▶ **Material for this exercise**:
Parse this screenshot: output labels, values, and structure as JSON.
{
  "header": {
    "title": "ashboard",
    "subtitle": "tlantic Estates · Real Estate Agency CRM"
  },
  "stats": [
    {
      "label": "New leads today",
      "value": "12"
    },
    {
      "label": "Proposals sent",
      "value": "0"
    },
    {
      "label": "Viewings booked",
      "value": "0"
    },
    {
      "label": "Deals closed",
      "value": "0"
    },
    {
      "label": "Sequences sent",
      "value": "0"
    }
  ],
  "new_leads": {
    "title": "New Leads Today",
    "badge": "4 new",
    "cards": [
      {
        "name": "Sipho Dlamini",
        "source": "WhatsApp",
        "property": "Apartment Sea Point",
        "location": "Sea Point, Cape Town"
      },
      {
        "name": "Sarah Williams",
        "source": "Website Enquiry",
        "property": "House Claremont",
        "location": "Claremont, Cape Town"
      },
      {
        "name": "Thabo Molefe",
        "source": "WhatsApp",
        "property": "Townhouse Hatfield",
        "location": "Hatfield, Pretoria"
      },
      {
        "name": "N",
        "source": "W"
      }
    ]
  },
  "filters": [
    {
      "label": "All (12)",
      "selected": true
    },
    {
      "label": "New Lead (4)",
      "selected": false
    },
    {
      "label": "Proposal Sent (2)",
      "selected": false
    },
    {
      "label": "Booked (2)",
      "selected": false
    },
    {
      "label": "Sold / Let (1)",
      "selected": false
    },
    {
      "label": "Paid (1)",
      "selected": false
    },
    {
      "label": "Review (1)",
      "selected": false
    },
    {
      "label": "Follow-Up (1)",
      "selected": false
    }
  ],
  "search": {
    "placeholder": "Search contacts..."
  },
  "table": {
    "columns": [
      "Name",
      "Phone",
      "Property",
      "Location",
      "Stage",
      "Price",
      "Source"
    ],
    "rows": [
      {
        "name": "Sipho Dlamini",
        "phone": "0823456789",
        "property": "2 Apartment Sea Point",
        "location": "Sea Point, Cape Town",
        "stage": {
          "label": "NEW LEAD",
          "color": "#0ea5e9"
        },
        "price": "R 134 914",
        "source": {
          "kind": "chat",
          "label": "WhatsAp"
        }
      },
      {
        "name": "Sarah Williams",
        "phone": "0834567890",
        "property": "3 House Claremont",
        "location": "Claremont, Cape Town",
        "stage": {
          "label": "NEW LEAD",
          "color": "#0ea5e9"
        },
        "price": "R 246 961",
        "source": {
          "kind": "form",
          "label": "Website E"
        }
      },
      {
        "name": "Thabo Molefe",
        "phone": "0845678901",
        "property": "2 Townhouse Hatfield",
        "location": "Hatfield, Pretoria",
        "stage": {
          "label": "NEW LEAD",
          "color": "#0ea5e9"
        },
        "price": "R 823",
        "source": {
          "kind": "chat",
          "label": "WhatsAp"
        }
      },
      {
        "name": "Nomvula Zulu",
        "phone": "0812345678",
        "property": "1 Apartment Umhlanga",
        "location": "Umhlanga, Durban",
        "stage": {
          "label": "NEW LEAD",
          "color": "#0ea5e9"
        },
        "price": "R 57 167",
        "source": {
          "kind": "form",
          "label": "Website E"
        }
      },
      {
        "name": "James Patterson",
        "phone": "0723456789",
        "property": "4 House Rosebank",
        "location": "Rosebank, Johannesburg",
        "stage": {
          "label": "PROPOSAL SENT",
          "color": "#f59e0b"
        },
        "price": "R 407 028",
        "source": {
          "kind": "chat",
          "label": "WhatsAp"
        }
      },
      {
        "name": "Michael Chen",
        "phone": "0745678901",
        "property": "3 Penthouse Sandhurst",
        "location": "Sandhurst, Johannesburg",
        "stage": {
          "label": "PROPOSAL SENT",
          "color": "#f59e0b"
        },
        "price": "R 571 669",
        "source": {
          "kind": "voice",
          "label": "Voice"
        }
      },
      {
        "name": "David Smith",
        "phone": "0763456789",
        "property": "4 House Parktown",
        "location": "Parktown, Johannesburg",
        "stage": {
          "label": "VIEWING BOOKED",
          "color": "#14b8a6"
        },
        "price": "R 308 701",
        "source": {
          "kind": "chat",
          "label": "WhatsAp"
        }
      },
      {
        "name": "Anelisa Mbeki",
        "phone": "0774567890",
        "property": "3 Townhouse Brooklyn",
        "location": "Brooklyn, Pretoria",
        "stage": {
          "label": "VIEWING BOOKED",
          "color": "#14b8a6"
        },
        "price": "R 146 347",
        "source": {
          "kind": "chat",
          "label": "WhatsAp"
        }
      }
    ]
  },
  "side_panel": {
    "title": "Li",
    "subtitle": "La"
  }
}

▶ **Written instruction**: Extract the full set of entries word for word.

▶ **Worked solution**:
Parse this screenshot: output labels, values, and structure as JSON.
{
  "header": {
    "title": "ashboard",
    "subtitle": "tlantic Estates · Real Estate Agency CRM"
  },
  "stats": [
    {
      "label": "New leads today",
      "value": "12"
    },
    {
      "label": "Proposals sent",
      "value": "0"
    },
    {
      "label": "Viewings booked",
      "value": "0"
    },
    {
      "label": "Deals closed",
      "value": "0"
    },
    {
      "label": "Sequences sent",
      "value": "0"
    }
  ],
  "new_leads": {
    "title": "New Leads Today",
    "badge": "4 new",
    "cards": [
      {
        "name": "Sipho Dlamini",
        "source": "WhatsApp",
        "property": "Apartment Sea Point",
        "location": "Sea Point, Cape Town"
      },
      {
        "name": "Sarah Williams",
        "source": "Website Enquiry",
        "property": "House Claremont",
        "location": "Claremont, Cape Town"
      },
      {
        "name": "Thabo Molefe",
        "source": "WhatsApp",
        "property": "Townhouse Hatfield",
        "location": "Hatfield, Pretoria"
      },
      {
        "name": "N",
        "source": "W"
      }
    ]
  },
  "filters": [
    {
      "label": "All (12)",
      "selected": true
    },
    {
      "label": "New Lead (4)",
      "selected": false
    },
    {
      "label": "Proposal Sent (2)",
      "selected": false
    },
    {
      "label": "Booked (2)",
      "selected": false
    },
    {
      "label": "Sold / Let (1)",
      "selected": false
    },
    {
      "label": "Paid (1)",
      "selected": false
    },
    {
      "label": "Review (1)",
      "selected": false
    },
    {
      "label": "Follow-Up (1)",
      "selected": false
    }
  ],
  "search": {
    "placeholder": "Search contacts..."
  },
  "table": {
    "columns": [
      "Name",
      "Phone",
      "Property",
      "Location",
      "Stage",
      "Price",
      "Source"
    ],
    "rows": [
      {
        "name": "Sipho Dlamini",
        "phone": "0823456789",
        "property": "2 Apartment Sea Point",
        "location": "Sea Point, Cape Town",
        "stage": {
          "label": "NEW LEAD",
          "color": "#0ea5e9"
        },
        "price": "R 134 914",
        "source": {
          "kind": "chat",
          "label": "WhatsAp"
        }
      },
      {
        "name": "Sarah Williams",
        "phone": "0834567890",
        "property": "3 House Claremont",
        "location": "Claremont, Cape Town",
        "stage": {
          "label": "NEW LEAD",
          "color": "#0ea5e9"
        },
        "price": "R 246 961",
        "source": {
          "kind": "form",
          "label": "Website E"
        }
      },
      {
        "name": "Thabo Molefe",
        "phone": "0845678901",
        "property": "2 Townhouse Hatfield",
        "location": "Hatfield, Pretoria",
        "stage": {
          "label": "NEW LEAD",
          "color": "#0ea5e9"
        },
        "price": "R 823",
        "source": {
          "kind": "chat",
          "label": "WhatsAp"
        }
      },
      {
        "name": "Nomvula Zulu",
        "phone": "0812345678",
        "property": "1 Apartment Umhlanga",
        "location": "Umhlanga, Durban",
        "stage": {
          "label": "NEW LEAD",
          "color": "#0ea5e9"
        },
        "price": "R 57 167",
        "source": {
          "kind": "form",
          "label": "Website E"
        }
      },
      {
        "name": "James Patterson",
        "phone": "0723456789",
        "property": "4 House Rosebank",
        "location": "Rosebank, Johannesburg",
        "stage": {
          "label": "PROPOSAL SENT",
          "color": "#f59e0b"
        },
        "price": "R 407 028",
        "source": {
          "kind": "chat",
          "label": "WhatsAp"
        }
      },
      {
        "name": "Michael Chen",
        "phone": "0745678901",
        "property": "3 Penthouse Sandhurst",
        "location": "Sandhurst, Johannesburg",
        "stage": {
          "label": "PROPOSAL SENT",
          "color": "#f59e0b"
        },
        "price": "R 571 669",
        "source": {
          "kind": "voice",
          "label": "Voice"
        }
      },
      {
        "name": "David Smith",
        "phone": "0763456789",
        "property": "4 House Parktown",
        "location": "Parktown, Johannesburg",
        "stage": {
          "label": "VIEWING BOOKED",
          "color": "#14b8a6"
        },
        "price": "R 308 701",
        "source": {
          "kind": "chat",
          "label": "WhatsAp"
        }
      },
      {
        "name": "Anelisa Mbeki",
        "phone": "0774567890",
        "property": "3 Townhouse Brooklyn",
        "location": "Brooklyn, Pretoria",
        "stage": {
          "label": "VIEWING BOOKED",
          "color": "#14b8a6"
        },
        "price": "R 146 347",
        "source": {
          "kind": "chat",
          "label": "WhatsAp"
        }
      }
    ]
  },
  "side_panel": {
    "title": "Li",
    "subtitle": "La"
  }
}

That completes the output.